- [BRIEF]:
Tally the lines in the following entries that include the word "считается"; state only the total.

- [RECORD EXCERPTS]:
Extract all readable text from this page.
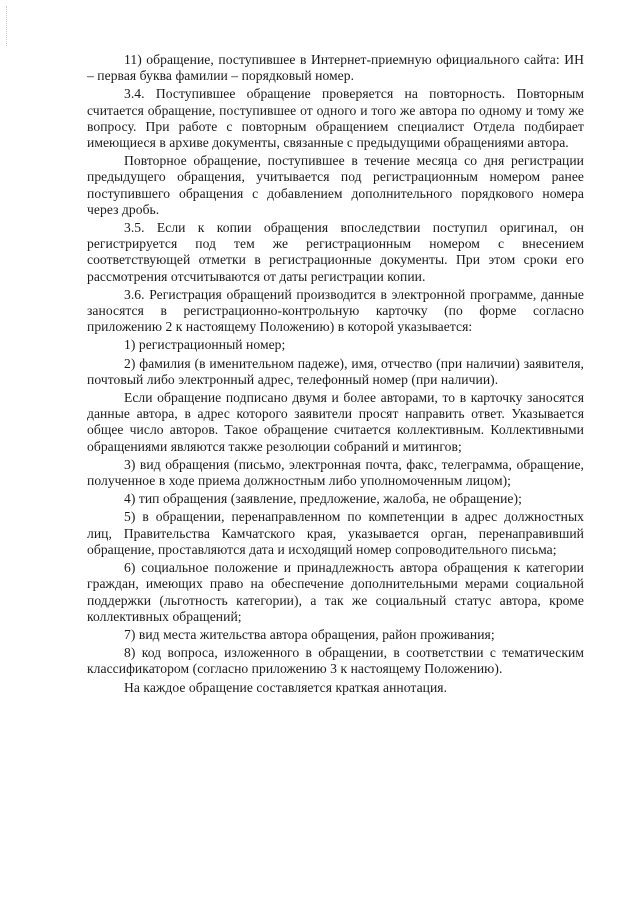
11) обращение, поступившее в Интернет-приемную официального сайта: ИН – первая буква фамилии – порядковый номер.

3.4. Поступившее обращение проверяется на повторность. Повторным считается обращение, поступившее от одного и того же автора по одному и тому же вопросу. При работе с повторным обращением специалист Отдела подбирает имеющиеся в архиве документы, связанные с предыдущими обращениями автора.

Повторное обращение, поступившее в течение месяца со дня регистрации предыдущего обращения, учитывается под регистрационным номером ранее поступившего обращения с добавлением дополнительного порядкового номера через дробь.

3.5. Если к копии обращения впоследствии поступил оригинал, он регистрируется под тем же регистрационным номером с внесением соответствующей отметки в регистрационные документы. При этом сроки его рассмотрения отсчитываются от даты регистрации копии.

3.6. Регистрация обращений производится в электронной программе, данные заносятся в регистрационно-контрольную карточку (по форме согласно приложению 2 к настоящему Положению) в которой указывается:

1) регистрационный номер;

2) фамилия (в именительном падеже), имя, отчество (при наличии) заявителя, почтовый либо электронный адрес, телефонный номер (при наличии).

Если обращение подписано двумя и более авторами, то в карточку заносятся данные автора, в адрес которого заявители просят направить ответ. Указывается общее число авторов. Такое обращение считается коллективным. Коллективными обращениями являются также резолюции собраний и митингов;

3) вид обращения (письмо, электронная почта, факс, телеграмма, обращение, полученное в ходе приема должностным либо уполномоченным лицом);

4) тип обращения (заявление, предложение, жалоба, не обращение);

5) в обращении, перенаправленном по компетенции в адрес должностных лиц, Правительства Камчатского края, указывается орган, перенаправивший обращение, проставляются дата и исходящий номер сопроводительного письма;

6) социальное положение и принадлежность автора обращения к категории граждан, имеющих право на обеспечение дополнительными мерами социальной поддержки (льготность категории), а так же социальный статус автора, кроме коллективных обращений;

7) вид места жительства автора обращения, район проживания;

8) код вопроса, изложенного в обращении, в соответствии с тематическим классификатором (согласно приложению 3 к настоящему Положению).

На каждое обращение составляется краткая аннотация.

- [RESULT OF THE TASK]:
2